YOUR INSTRUCTIONS
Reproduce the lines below word for word, starting at the line that contains "visitor-count: 2074 <box>649" and ending at the line that contains "copyright-line: Copyright© 2018，mwcxs.top版权所有", with both of those lines included.
___ THE RECORDS ___
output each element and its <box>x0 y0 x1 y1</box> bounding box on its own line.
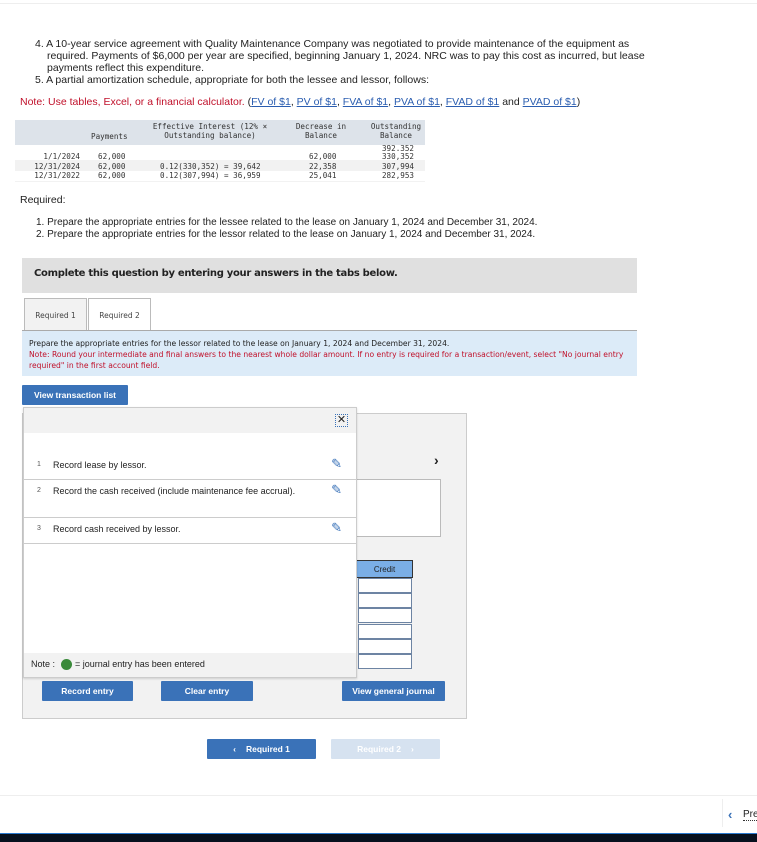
pencil-icon[interactable]: ✎ <box>331 482 342 498</box>
view-general-journal-button[interactable]: View general journal <box>342 681 445 701</box>
prev-label: Required 1 <box>245 744 290 754</box>
credit-input[interactable] <box>358 593 412 608</box>
header-outstanding-balance: Outstanding Balance <box>370 122 422 140</box>
tab-required-2[interactable]: Required 2 <box>88 298 151 332</box>
link-fv[interactable]: FV of $1 <box>251 96 291 108</box>
instructions-note: Note: Round your intermediate and final … <box>29 350 624 370</box>
pencil-icon[interactable]: ✎ <box>331 520 342 536</box>
required-title: Required: <box>20 194 66 206</box>
popup-header <box>24 408 356 433</box>
header-payments: Payments <box>91 132 128 141</box>
transaction-item[interactable]: 1 Record lease by lessor. ✎ <box>24 453 356 480</box>
schedule-rows: 1/1/2024 62,000 62,000 330,352 12/31/2024 62… <box>15 152 425 181</box>
chevron-left-icon: ‹ <box>233 744 236 754</box>
transaction-description-box <box>354 479 441 537</box>
transaction-item[interactable]: 2 Record the cash received (include maint… <box>24 480 356 518</box>
instructions-banner: Complete this question by entering your … <box>22 258 637 293</box>
required-item-2: 2. Prepare the appropriate entries for t… <box>36 229 536 240</box>
prev-link[interactable]: Pre <box>743 809 757 821</box>
link-fvad[interactable]: FVAD of $1 <box>446 96 500 108</box>
banner-text: Complete this question by entering your … <box>34 268 398 279</box>
link-pva[interactable]: PVA of $1 <box>394 96 440 108</box>
question-item-5: 5. A partial amortization schedule, appr… <box>35 74 429 86</box>
link-pvad[interactable]: PVAD of $1 <box>523 96 577 108</box>
credit-input[interactable] <box>358 624 412 639</box>
next-label: Required 2 <box>357 744 402 754</box>
note-text: Note: Use tables, Excel, or a financial … <box>20 96 245 108</box>
link-fva[interactable]: FVA of $1 <box>343 96 388 108</box>
popup-note: Note : = journal entry has been entered <box>24 653 356 677</box>
and-text: and <box>502 96 520 108</box>
chevron-right-icon[interactable]: › <box>434 452 439 468</box>
calculator-note: Note: Use tables, Excel, or a financial … <box>20 96 581 108</box>
next-required-button: Required 2 › <box>331 739 440 759</box>
pencil-icon[interactable]: ✎ <box>331 456 342 472</box>
clear-entry-button[interactable]: Clear entry <box>161 681 253 701</box>
required-item-1: 1. Prepare the appropriate entries for t… <box>36 217 538 228</box>
table-row: 12/31/2024 62,000 0.12(330,352) = 39,642 22… <box>34 161 414 171</box>
required-list: 1. Prepare the appropriate entries for t… <box>36 217 537 241</box>
header-decrease-balance: Decrease in Balance <box>295 122 347 140</box>
green-dot-icon <box>61 659 72 670</box>
credit-input[interactable] <box>358 654 412 669</box>
record-entry-button[interactable]: Record entry <box>42 681 133 701</box>
credit-input[interactable] <box>358 578 412 593</box>
prev-required-button[interactable]: ‹ Required 1 <box>207 739 316 759</box>
close-icon[interactable]: ✕ <box>335 414 348 427</box>
note-prefix: Note : <box>31 659 56 669</box>
header-interest: Effective Interest (12% × Outstanding ba… <box>152 122 268 140</box>
tab-required-1[interactable]: Required 1 <box>24 298 87 331</box>
top-border <box>0 0 757 4</box>
note-suffix: = journal entry has been entered <box>75 659 205 669</box>
chevron-right-icon: › <box>411 744 414 754</box>
transaction-item[interactable]: 3 Record cash received by lessor. ✎ <box>24 518 356 544</box>
link-pv[interactable]: PV of $1 <box>297 96 337 108</box>
credit-input[interactable] <box>358 639 412 654</box>
instructions-panel: Prepare the appropriate entries for the … <box>22 331 637 376</box>
table-row: 1/1/2024 62,000 62,000 330,352 <box>43 152 414 161</box>
credit-input[interactable] <box>358 608 412 623</box>
instructions-text: Prepare the appropriate entries for the … <box>29 339 450 348</box>
view-transaction-list-button[interactable]: View transaction list <box>22 385 128 405</box>
credit-header: Credit <box>356 560 413 578</box>
question-item-4: 4. A 10-year service agreement with Qual… <box>35 38 645 74</box>
table-row: 12/31/2022 62,000 0.12(307,994) = 36,959 25… <box>34 171 414 180</box>
chevron-left-icon: ‹ <box>728 807 733 822</box>
transaction-list-popup: ✕ 1 Record lease by lessor. ✎ 2 Record the … <box>23 407 357 678</box>
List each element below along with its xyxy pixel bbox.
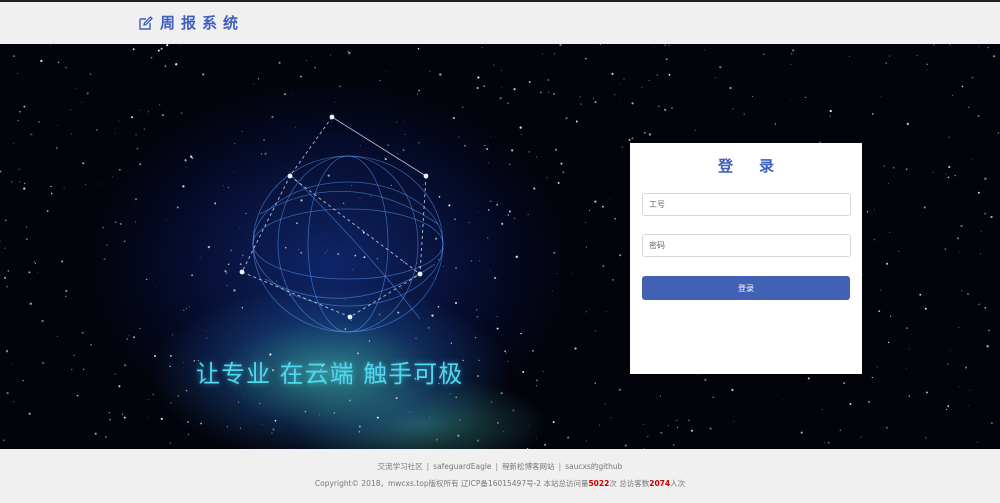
visitor-count: 2074 <box>649 479 671 488</box>
edit-icon <box>138 15 154 31</box>
app-title: 周报系统 <box>160 14 245 32</box>
brand[interactable]: 周报系统 <box>138 12 244 33</box>
visit-count: 5022 <box>588 479 610 488</box>
footer-separator: | <box>558 462 562 471</box>
hero-slogan: 让专业 在云端 触手可极 <box>196 360 464 388</box>
footer-link-blog[interactable]: 程新松博客网站 <box>502 462 555 471</box>
footer-separator: | <box>495 462 499 471</box>
visitor-suffix: 人次 <box>670 479 686 488</box>
copyright-text: Copyright© 2018，mwcxs.top版权所有 辽ICP备16015… <box>314 479 589 488</box>
login-title: 登录 <box>717 157 800 175</box>
login-button[interactable]: 登录 <box>642 276 850 300</box>
footer-separator: | <box>426 462 430 471</box>
globe-illustration <box>239 114 444 333</box>
copyright-line: Copyright© 2018，mwcxs.top版权所有 辽ICP备16015… <box>0 478 1000 489</box>
footer-link-safeguardeagle[interactable]: safeguardEagle <box>433 462 491 471</box>
login-panel: 登录 登录 <box>630 143 862 374</box>
employee-id-input[interactable] <box>642 193 851 216</box>
top-header: 周报系统 <box>0 2 1000 45</box>
footer: 交流学习社区 | safeguardEagle | 程新松博客网站 | saucxs的git… <box>0 449 1000 503</box>
footer-links: 交流学习社区 | safeguardEagle | 程新松博客网站 | saucxs的git… <box>0 461 1000 472</box>
visit-suffix: 次 总访客数 <box>609 479 650 488</box>
footer-link-community[interactable]: 交流学习社区 <box>378 462 423 471</box>
footer-link-github[interactable]: saucxs的github <box>565 462 622 471</box>
password-input[interactable] <box>642 234 851 257</box>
___
PROBLEM SOLUTION
visitor-count: 2074 <box>649 479 671 488</box>
edit-icon <box>138 15 154 31</box>
app-title: 周报系统 <box>160 14 245 32</box>
brand[interactable]: 周报系统 <box>138 12 244 33</box>
visit-count: 5022 <box>588 479 610 488</box>
footer-separator: | <box>558 462 562 471</box>
hero-slogan: 让专业 在云端 触手可极 <box>196 360 464 388</box>
footer-link-blog[interactable]: 程新松博客网站 <box>502 462 555 471</box>
footer-separator: | <box>495 462 499 471</box>
visitor-suffix: 人次 <box>670 479 686 488</box>
copyright-text: Copyright© 2018，mwcxs.top版权所有 辽ICP备16015… <box>314 479 589 488</box>
login-title: 登录 <box>717 157 800 175</box>
login-button[interactable]: 登录 <box>642 276 850 300</box>
footer-separator: | <box>426 462 430 471</box>
globe-illustration <box>239 114 444 333</box>
copyright-line: Copyright© 2018，mwcxs.top版权所有 辽ICP备16015… <box>0 478 1000 489</box>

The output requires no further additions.